TEXTO DA PÁGINA »

----

O VALOR DA ÁGUA PARA OS BRASILEIROS DO NORDESTE E DO SUL/SUDESTE


Morador mostra água barrenta que é retirada de poço para abastecimento da comunidade no distrito de Alencar. Foto: Alex Santana/Iguatu.net

"Nós, nas regiões Sul e Sudeste, não damos a mesma importância que a palavra água tem para os moradores do Nordeste"

Maior autoridade brasileira na questão dos recursos hídricos e do abastecimento de água, o professor Benedito Braga foi eleito em 2012 o presidente do Conselho Mundial da Água, com sede em Marselha, na França. 
 
Professor da Escola Politécnica da USP, ele se diz muito preocupado com a situação do sistema Cantareira, que nesta semana atingiu o pior índice de reserva de água, chegando a apenas 21,2% da capacidade total de fornecimento e armazenamento de água para a região metropolitana de São Paulo. 
 
Segundo Braga, a situação é “gravíssima” e um racionamento de água é “iminente” e pode começar a qualquer momento em São Paulo. 
 
Ele critica a lentidão da Sabesp, a empresa governamental que administra os recursos hídricos de São Paulo, na execução das obras que trariam água do Rio Juquiá para a região metropolitana, que estão dois anos atrasadas e devem ser entregues apenas em 2018 pelo governo de São Paulo.

----

[Listagens de coordenadas de caixas]
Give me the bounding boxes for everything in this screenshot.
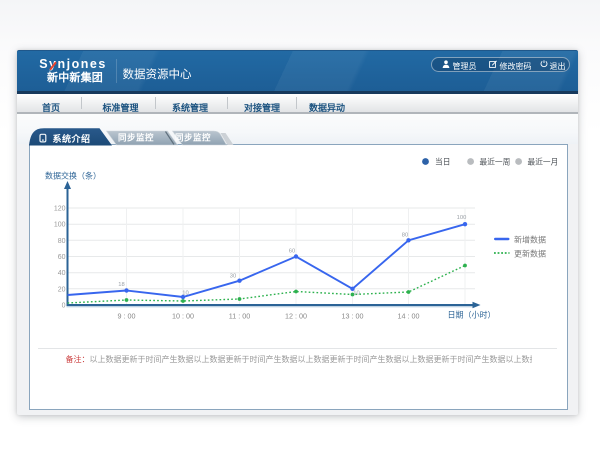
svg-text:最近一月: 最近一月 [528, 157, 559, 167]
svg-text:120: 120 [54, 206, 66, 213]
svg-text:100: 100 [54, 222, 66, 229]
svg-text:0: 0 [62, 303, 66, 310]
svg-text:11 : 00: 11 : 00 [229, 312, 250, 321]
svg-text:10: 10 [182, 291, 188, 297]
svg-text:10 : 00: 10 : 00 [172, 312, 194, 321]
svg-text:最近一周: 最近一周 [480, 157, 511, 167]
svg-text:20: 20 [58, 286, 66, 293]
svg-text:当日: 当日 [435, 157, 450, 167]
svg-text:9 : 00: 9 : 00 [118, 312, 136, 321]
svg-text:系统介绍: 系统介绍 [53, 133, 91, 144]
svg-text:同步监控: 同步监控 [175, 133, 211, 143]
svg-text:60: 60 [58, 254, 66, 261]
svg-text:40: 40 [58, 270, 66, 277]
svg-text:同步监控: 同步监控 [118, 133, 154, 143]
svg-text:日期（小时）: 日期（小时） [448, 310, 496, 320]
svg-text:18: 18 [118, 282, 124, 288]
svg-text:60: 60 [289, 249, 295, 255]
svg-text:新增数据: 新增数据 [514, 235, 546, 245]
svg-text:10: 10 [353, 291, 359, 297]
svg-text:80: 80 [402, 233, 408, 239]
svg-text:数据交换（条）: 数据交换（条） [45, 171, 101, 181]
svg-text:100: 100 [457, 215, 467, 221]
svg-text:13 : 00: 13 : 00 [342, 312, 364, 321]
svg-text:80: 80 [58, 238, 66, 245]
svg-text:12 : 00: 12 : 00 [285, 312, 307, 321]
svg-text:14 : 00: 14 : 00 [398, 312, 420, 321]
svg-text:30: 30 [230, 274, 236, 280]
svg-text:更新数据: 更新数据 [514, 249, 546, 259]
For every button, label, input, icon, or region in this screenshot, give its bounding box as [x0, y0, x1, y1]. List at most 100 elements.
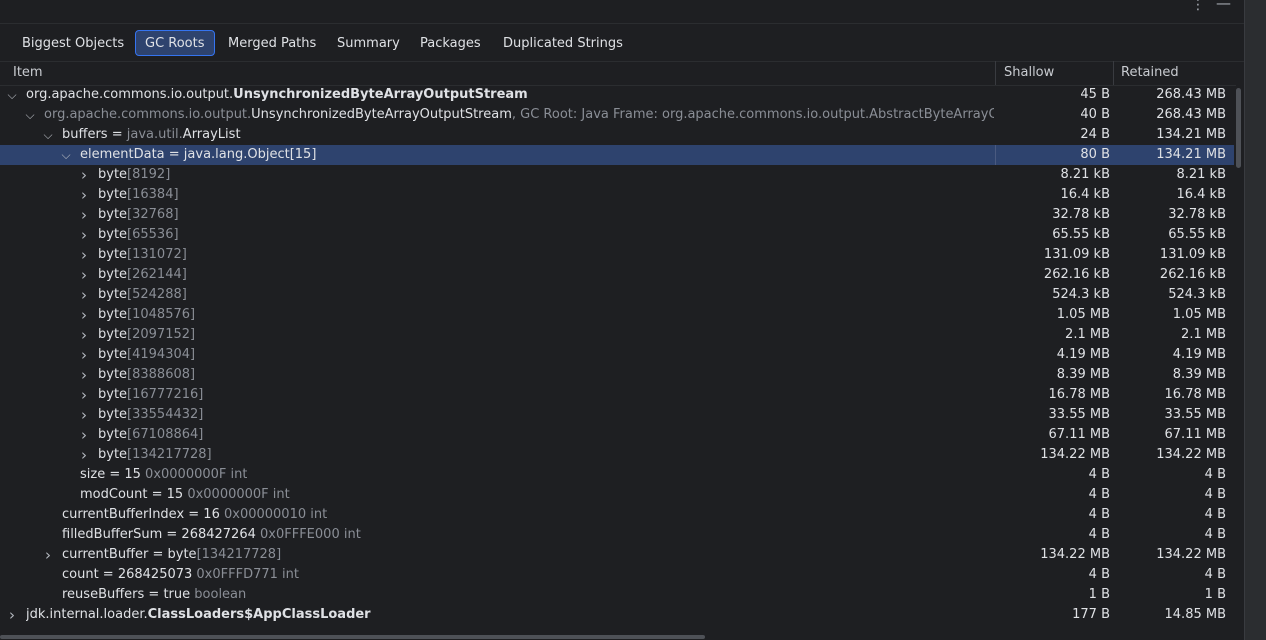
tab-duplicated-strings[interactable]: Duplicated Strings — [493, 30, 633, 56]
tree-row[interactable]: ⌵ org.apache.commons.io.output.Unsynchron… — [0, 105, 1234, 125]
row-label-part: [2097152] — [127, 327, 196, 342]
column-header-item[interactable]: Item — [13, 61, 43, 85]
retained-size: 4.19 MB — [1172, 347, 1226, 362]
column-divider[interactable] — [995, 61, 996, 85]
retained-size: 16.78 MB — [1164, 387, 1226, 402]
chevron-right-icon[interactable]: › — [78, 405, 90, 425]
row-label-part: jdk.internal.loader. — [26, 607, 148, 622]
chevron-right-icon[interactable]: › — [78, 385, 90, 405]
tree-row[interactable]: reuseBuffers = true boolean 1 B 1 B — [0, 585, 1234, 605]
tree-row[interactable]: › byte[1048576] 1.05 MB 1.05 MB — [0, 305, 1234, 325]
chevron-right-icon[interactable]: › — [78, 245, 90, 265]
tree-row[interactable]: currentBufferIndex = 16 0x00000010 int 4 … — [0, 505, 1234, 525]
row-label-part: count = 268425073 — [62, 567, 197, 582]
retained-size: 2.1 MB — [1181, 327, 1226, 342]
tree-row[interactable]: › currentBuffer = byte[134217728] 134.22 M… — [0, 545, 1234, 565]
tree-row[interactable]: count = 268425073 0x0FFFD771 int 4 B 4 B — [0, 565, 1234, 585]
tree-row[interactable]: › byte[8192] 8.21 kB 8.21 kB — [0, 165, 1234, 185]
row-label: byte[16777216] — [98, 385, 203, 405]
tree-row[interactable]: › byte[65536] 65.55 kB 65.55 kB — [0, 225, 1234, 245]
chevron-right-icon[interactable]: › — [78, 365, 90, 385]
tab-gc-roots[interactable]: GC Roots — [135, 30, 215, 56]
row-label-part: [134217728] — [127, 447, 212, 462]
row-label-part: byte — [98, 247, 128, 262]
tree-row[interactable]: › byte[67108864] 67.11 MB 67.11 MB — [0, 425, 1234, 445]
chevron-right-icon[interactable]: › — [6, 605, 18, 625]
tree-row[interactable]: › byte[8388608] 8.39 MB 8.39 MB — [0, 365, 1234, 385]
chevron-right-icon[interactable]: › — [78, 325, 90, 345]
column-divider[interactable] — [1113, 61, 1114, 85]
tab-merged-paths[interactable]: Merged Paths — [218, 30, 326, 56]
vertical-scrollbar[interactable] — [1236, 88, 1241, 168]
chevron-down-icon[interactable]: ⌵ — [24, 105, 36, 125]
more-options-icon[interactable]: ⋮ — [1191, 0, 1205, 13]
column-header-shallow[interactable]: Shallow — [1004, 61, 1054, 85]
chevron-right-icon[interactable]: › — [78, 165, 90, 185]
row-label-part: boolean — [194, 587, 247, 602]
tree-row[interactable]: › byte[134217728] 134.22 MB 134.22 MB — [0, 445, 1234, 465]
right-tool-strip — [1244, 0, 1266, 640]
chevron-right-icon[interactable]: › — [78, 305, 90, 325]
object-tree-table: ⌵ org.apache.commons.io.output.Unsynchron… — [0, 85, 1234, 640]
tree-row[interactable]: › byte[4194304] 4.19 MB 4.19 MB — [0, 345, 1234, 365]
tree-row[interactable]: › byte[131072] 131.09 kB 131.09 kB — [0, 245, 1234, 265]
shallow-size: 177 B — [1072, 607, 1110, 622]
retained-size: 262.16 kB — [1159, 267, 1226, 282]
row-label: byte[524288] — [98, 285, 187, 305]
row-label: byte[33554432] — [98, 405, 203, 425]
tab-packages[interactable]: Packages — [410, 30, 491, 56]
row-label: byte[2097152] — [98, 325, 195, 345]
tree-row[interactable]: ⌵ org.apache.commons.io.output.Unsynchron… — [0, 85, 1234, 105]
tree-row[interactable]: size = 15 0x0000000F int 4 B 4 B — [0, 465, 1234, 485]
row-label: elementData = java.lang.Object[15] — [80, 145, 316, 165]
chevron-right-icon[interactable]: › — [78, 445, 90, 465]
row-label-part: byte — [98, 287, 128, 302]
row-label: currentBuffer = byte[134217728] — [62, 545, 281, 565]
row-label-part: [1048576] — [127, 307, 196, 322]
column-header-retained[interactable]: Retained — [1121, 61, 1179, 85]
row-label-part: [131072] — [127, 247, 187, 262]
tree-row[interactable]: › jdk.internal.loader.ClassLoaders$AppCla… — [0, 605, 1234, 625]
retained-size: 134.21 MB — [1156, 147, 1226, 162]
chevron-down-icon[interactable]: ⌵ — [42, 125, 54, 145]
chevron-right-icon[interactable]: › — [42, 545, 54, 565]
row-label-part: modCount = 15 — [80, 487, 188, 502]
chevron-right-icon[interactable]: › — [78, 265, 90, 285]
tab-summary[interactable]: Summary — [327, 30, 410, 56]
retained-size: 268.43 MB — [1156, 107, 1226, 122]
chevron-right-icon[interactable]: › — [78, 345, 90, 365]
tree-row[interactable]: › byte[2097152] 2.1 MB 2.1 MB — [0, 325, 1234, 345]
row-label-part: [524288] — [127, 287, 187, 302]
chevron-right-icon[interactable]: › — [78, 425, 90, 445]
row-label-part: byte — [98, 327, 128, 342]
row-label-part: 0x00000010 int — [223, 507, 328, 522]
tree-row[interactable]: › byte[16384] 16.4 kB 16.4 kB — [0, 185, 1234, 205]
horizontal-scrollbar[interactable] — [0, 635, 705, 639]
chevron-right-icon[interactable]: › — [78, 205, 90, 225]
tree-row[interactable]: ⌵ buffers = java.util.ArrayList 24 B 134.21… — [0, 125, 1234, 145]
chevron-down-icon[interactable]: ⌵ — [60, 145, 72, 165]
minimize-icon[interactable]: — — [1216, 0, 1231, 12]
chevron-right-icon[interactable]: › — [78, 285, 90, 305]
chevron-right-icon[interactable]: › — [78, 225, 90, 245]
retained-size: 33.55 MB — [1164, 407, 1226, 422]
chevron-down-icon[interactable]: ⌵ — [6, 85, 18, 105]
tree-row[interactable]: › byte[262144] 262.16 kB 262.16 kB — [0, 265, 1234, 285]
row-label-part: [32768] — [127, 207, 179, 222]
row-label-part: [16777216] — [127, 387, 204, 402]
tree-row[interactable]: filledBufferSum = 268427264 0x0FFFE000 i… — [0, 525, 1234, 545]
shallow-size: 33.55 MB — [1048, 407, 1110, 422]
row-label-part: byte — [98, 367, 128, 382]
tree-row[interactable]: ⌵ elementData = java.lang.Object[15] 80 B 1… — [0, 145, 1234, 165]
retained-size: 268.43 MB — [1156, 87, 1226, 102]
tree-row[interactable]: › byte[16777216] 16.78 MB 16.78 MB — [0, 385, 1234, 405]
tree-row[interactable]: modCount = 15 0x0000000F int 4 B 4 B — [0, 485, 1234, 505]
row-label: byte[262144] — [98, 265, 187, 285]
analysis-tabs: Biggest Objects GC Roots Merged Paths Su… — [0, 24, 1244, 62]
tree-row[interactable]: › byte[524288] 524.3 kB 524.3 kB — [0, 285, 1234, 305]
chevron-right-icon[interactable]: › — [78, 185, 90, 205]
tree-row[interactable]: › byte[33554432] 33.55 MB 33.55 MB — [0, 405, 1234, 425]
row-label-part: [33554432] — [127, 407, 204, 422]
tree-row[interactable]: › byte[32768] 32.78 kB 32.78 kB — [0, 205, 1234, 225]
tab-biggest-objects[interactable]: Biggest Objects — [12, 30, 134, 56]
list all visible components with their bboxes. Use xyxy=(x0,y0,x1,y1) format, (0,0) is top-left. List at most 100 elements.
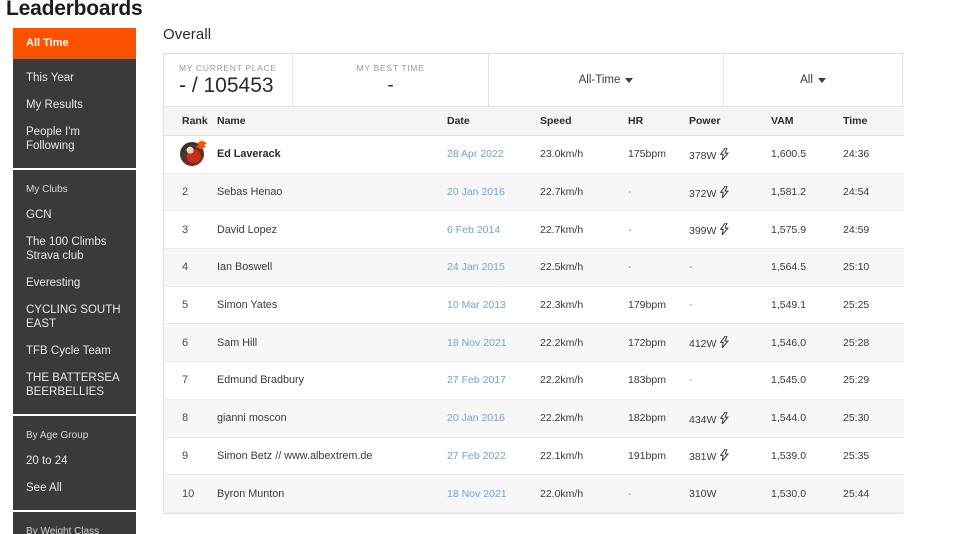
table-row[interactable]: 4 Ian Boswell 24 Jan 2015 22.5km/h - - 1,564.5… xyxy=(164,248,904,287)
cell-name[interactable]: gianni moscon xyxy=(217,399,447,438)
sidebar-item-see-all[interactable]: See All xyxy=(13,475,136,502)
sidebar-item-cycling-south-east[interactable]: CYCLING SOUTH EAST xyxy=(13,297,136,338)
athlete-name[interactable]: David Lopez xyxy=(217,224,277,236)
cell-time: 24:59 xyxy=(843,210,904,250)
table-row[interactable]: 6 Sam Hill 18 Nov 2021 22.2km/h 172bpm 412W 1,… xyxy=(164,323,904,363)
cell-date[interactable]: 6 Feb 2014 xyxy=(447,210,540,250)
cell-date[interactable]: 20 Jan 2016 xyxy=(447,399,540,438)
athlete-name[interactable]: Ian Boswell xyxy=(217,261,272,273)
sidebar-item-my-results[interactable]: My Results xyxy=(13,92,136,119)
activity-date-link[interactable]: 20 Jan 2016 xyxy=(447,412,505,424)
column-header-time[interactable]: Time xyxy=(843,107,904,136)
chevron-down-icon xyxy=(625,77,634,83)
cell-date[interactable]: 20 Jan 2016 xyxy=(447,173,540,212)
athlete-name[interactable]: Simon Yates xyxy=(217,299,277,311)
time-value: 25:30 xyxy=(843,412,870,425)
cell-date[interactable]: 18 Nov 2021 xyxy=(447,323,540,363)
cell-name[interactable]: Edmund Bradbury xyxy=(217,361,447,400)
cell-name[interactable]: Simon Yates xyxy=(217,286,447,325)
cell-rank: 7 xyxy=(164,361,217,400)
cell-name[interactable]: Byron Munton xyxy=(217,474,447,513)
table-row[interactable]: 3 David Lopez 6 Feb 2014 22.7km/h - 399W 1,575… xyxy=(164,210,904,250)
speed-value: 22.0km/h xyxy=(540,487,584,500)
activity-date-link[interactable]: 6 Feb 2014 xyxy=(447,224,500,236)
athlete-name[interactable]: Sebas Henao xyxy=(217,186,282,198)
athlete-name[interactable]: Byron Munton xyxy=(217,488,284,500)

----

INSTRUÇÕES DE TRABALHO »
1. Reescreva o trecho do texto sobre o valor da água que começa em "Ele critica a" e termina em "governo de São Paulo.", trocando "lentidão" por "demora".
2. No texto sobre o valor da água, apresente de forma mais concisa o parágrafo que se inicia com "Professor da Escola Politécnica da USP", preservando seus fatos principais.
As linhas provêm de outra fonte.

SOLUÇÕES PROPOSTAS »
1.
Ele critica a demora da Sabesp, a empresa governamental que administra os recursos hídricos de São Paulo, na execução das obras que trariam água do Rio Juquiá para a região metropolitana, que estão dois anos atrasadas e devem ser entregues apenas em 2018 pelo governo de São Paulo.

2. O professor da Escola Politécnica da USP diz-se muito preocupado com o sistema Cantareira. Nesta semana, o sistema atingiu seu pior índice de reserva, com apenas 21,2% da capacidade total de fornecimento e armazenamento de água para a região metropolitana de São Paulo.